_Excerpt to read_.
BEGIN

9 Films to Beat the 2016 Blockbuster Fatigue

Fed up of big blockbusters right now? Here are some smaller movie treats to be found within theaters as the summer days wane...

A version of this article originally ran at Den of Geek UK.

Around this time of the year, we like to shine a spotlight on the slightly smaller films coming out after most of the box office juggernauts have been and gone. But with each annual feature, we’ve noticed that the year is filling up with blockbusters more and more. The year’s first comic book movie was February’s Deadpool, a surprise box office smash, and Batman v Superman: Dawn of Justice also got 2016’s blockbuster season started much earlier than usual.

We’re late enough in this elongated season that August will find the blockbuster schedule repeating itself – Ben Affleck’s Batman will be back on screen for a cameo in DC Movies’ Suicide Squad, Disney follows The Jungle Book with a remake of Pete’s Dragon, and Ricky Gervais returns with David Brent: Life on the Road, following the big screen resurrection of Ab Fab. There’s also the usual jumbo serving of sequels and remakes, including Mechanic: Resurrection and Timur Bekmambetov’s Ben-Hur.

END

_Records supplied_.
BEGIN

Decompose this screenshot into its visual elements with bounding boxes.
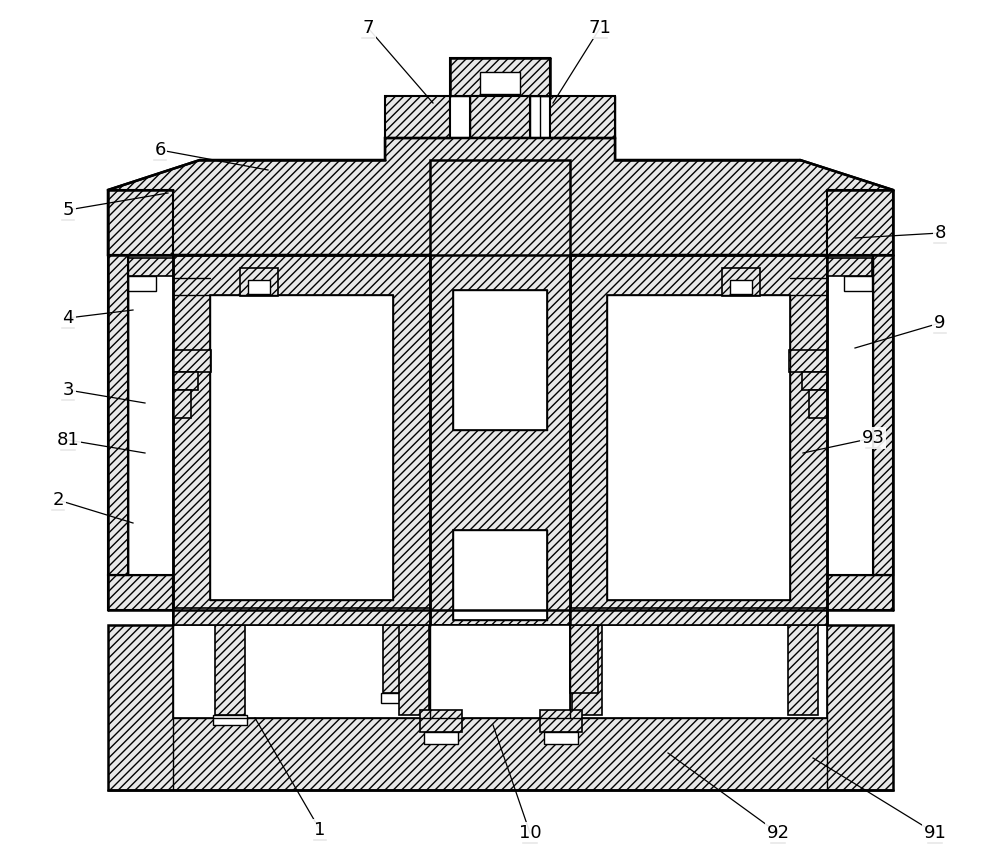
Polygon shape [173, 390, 191, 418]
Polygon shape [430, 625, 570, 718]
Polygon shape [570, 625, 598, 693]
Polygon shape [173, 625, 430, 718]
Polygon shape [788, 625, 818, 715]
Polygon shape [730, 280, 752, 294]
Polygon shape [173, 255, 430, 625]
Polygon shape [385, 96, 615, 138]
Polygon shape [108, 575, 173, 610]
Polygon shape [173, 372, 198, 390]
Text: 91: 91 [924, 824, 946, 842]
Text: 81: 81 [57, 431, 79, 449]
Polygon shape [385, 138, 615, 160]
Text: 93: 93 [862, 429, 885, 447]
Polygon shape [827, 258, 872, 276]
Text: 1: 1 [314, 821, 326, 839]
Polygon shape [128, 276, 156, 291]
Polygon shape [430, 160, 570, 625]
Polygon shape [544, 732, 578, 744]
Polygon shape [844, 276, 872, 291]
Polygon shape [550, 96, 615, 138]
Text: 71: 71 [589, 19, 611, 37]
Polygon shape [383, 625, 411, 693]
Polygon shape [108, 190, 173, 255]
Polygon shape [570, 625, 827, 718]
Polygon shape [827, 255, 893, 575]
Polygon shape [381, 693, 413, 703]
Text: 7: 7 [362, 19, 374, 37]
Polygon shape [570, 255, 827, 625]
Polygon shape [607, 295, 790, 600]
Polygon shape [827, 575, 893, 610]
Polygon shape [210, 295, 393, 600]
Polygon shape [722, 268, 760, 296]
Text: 6: 6 [154, 141, 166, 159]
Polygon shape [480, 72, 520, 94]
Polygon shape [108, 255, 128, 575]
Polygon shape [789, 350, 827, 372]
Polygon shape [450, 58, 550, 96]
Polygon shape [248, 280, 270, 294]
Text: 5: 5 [62, 201, 74, 219]
Text: 2: 2 [52, 491, 64, 509]
Text: 3: 3 [62, 381, 74, 399]
Polygon shape [128, 258, 173, 276]
Polygon shape [802, 372, 827, 390]
Polygon shape [827, 190, 893, 255]
Polygon shape [215, 625, 245, 715]
Polygon shape [570, 608, 827, 625]
Polygon shape [420, 710, 462, 732]
Polygon shape [572, 625, 602, 715]
Polygon shape [173, 350, 211, 372]
Polygon shape [424, 732, 458, 744]
Text: 4: 4 [62, 309, 74, 327]
Polygon shape [108, 255, 173, 575]
Polygon shape [385, 96, 450, 138]
Polygon shape [809, 390, 827, 418]
Text: 92: 92 [767, 824, 790, 842]
Polygon shape [108, 138, 893, 255]
Polygon shape [108, 625, 893, 790]
Polygon shape [240, 268, 278, 296]
Polygon shape [470, 96, 530, 138]
Text: 8: 8 [934, 224, 946, 242]
Text: 10: 10 [519, 824, 541, 842]
Polygon shape [453, 290, 547, 430]
Text: 9: 9 [934, 314, 946, 332]
Polygon shape [540, 710, 582, 732]
Polygon shape [213, 715, 247, 725]
Polygon shape [173, 608, 430, 625]
Polygon shape [453, 530, 547, 620]
Polygon shape [399, 625, 429, 715]
Polygon shape [873, 255, 893, 575]
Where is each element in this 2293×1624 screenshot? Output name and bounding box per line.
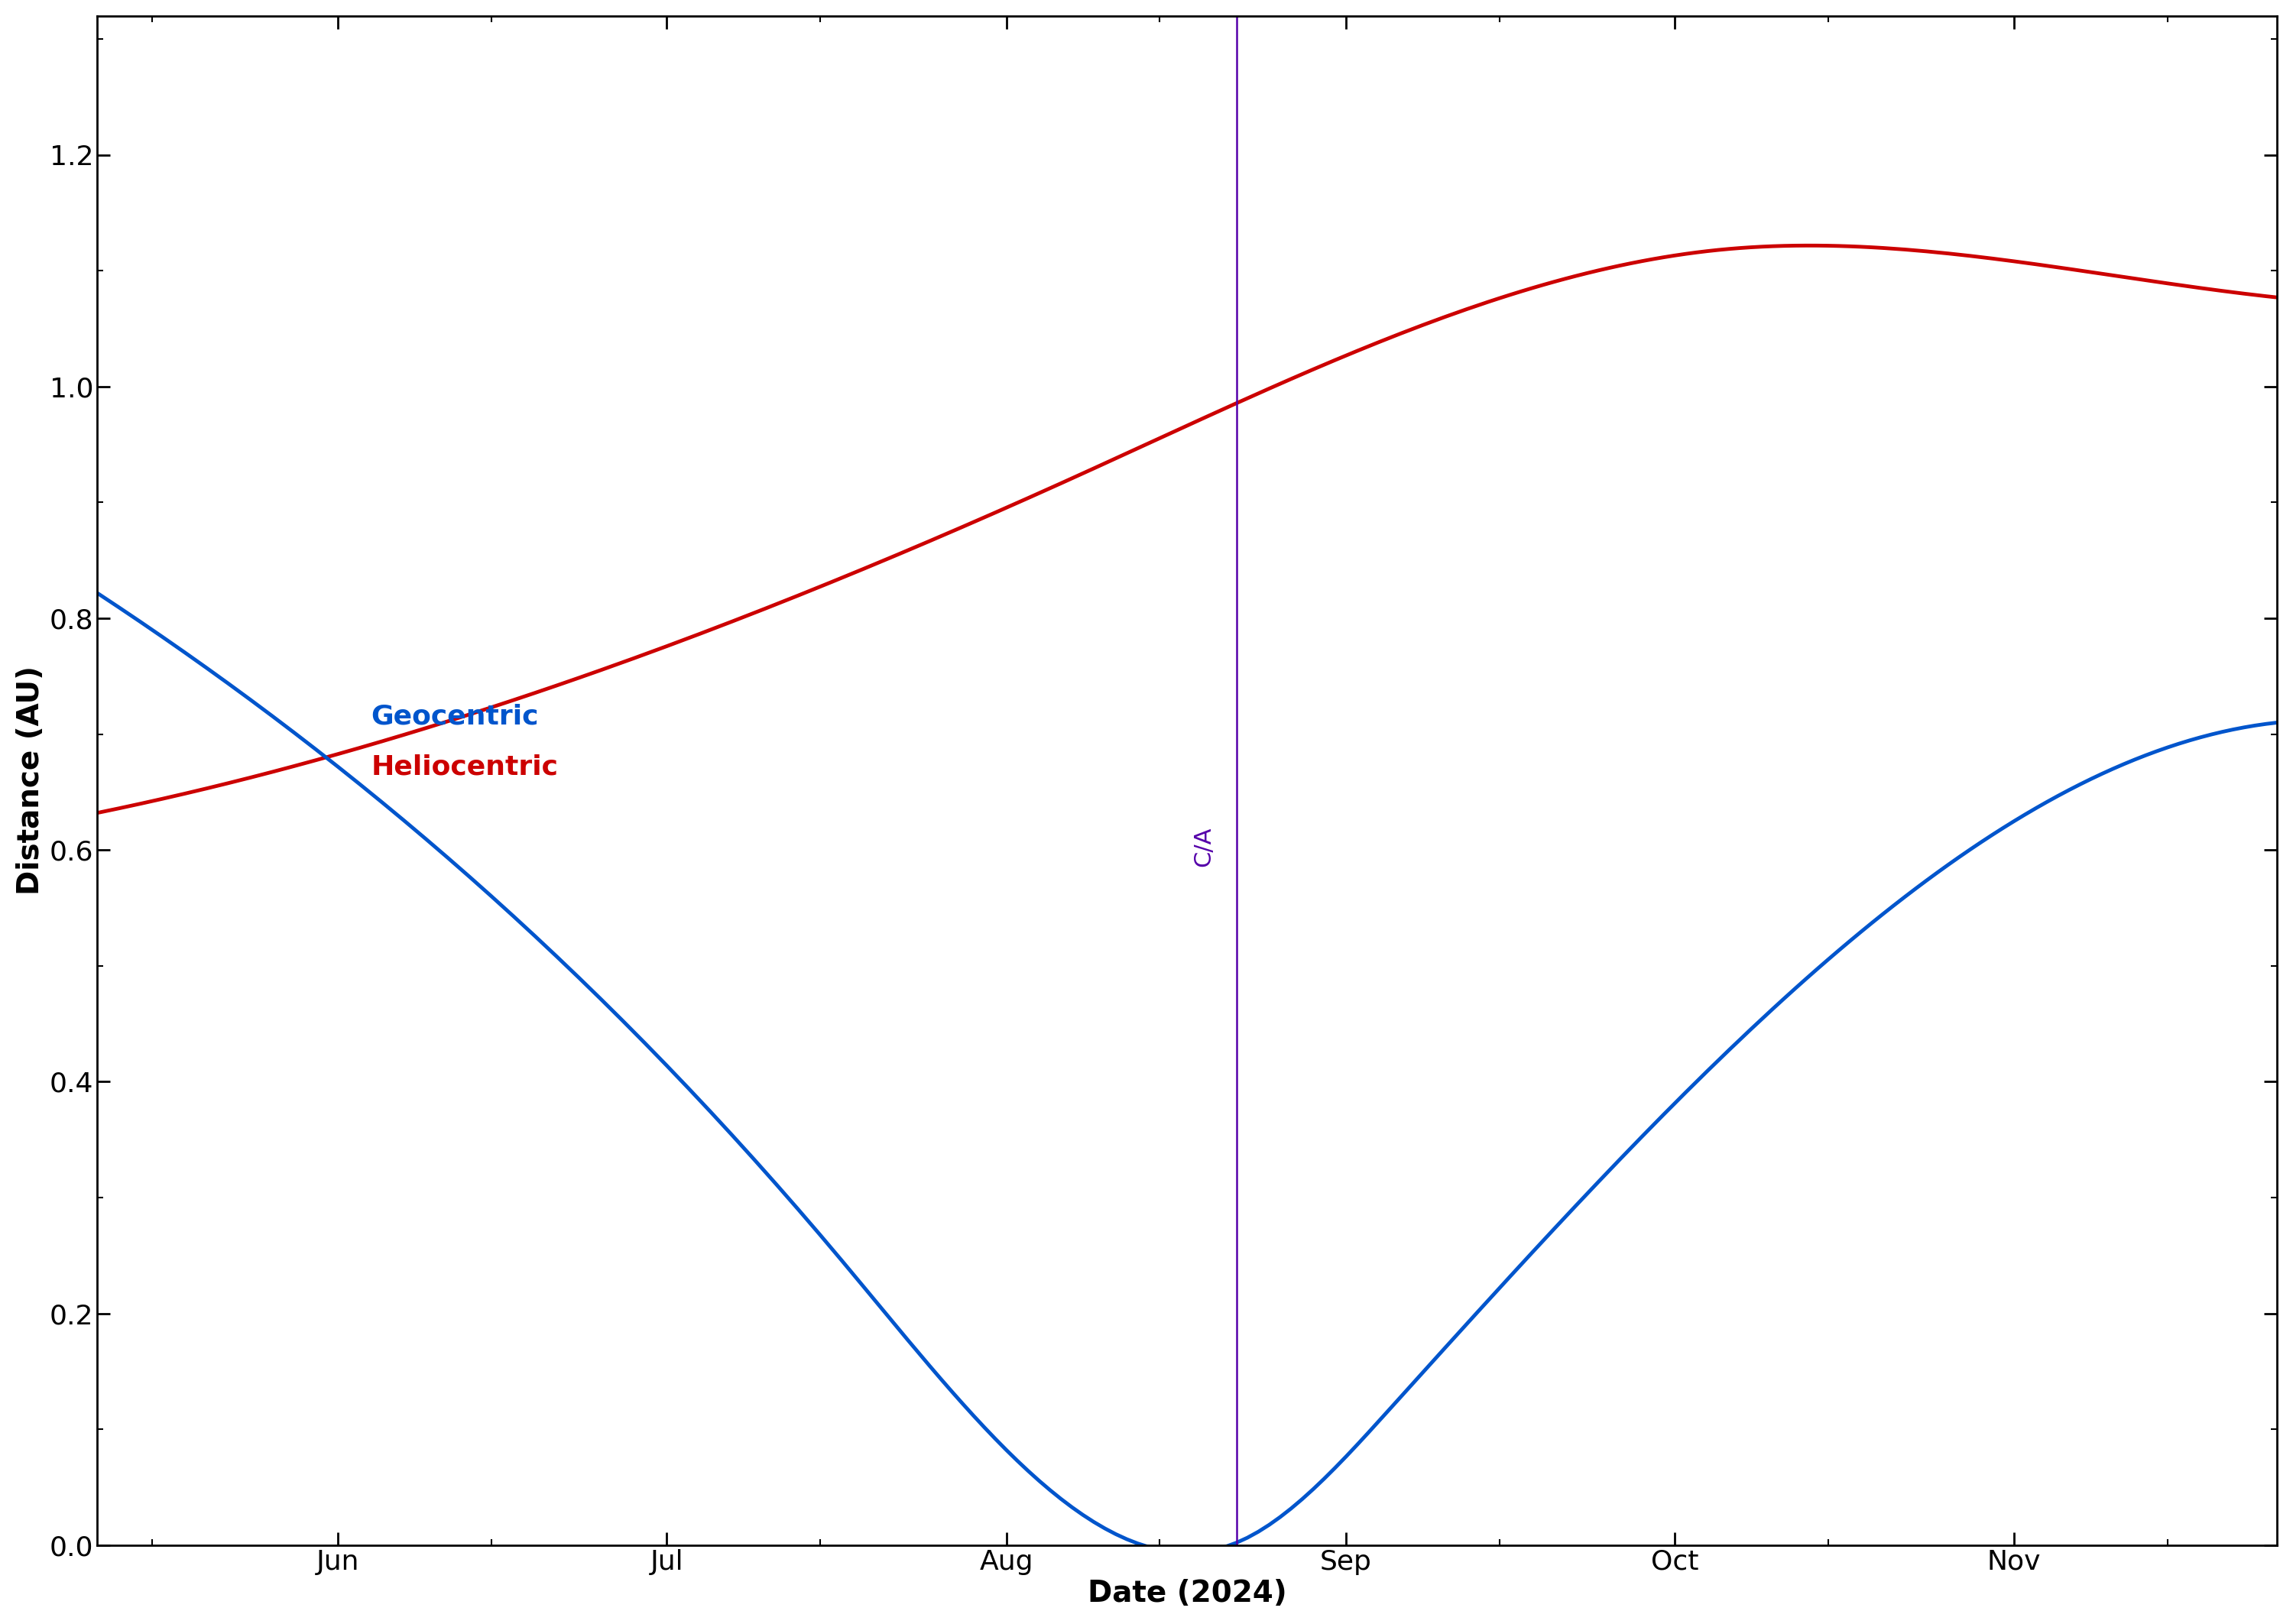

END

_What is required_.
Return the passage of the blockbuster fatigue article word for word, everything from "Fed up of big" down to "earlier than usual.". The lines are not required for what is asked here.

_The solution_.
Fed up of big blockbusters right now? Here are some smaller movie treats to be found within theaters as the summer days wane...

A version of this article originally ran at Den of Geek UK.

Around this time of the year, we like to shine a spotlight on the slightly smaller films coming out after most of the box office juggernauts have been and gone. But with each annual feature, we’ve noticed that the year is filling up with blockbusters more and more. The year’s first comic book movie was February’s Deadpool, a surprise box office smash, and Batman v Superman: Dawn of Justice also got 2016’s blockbuster season started much earlier than usual.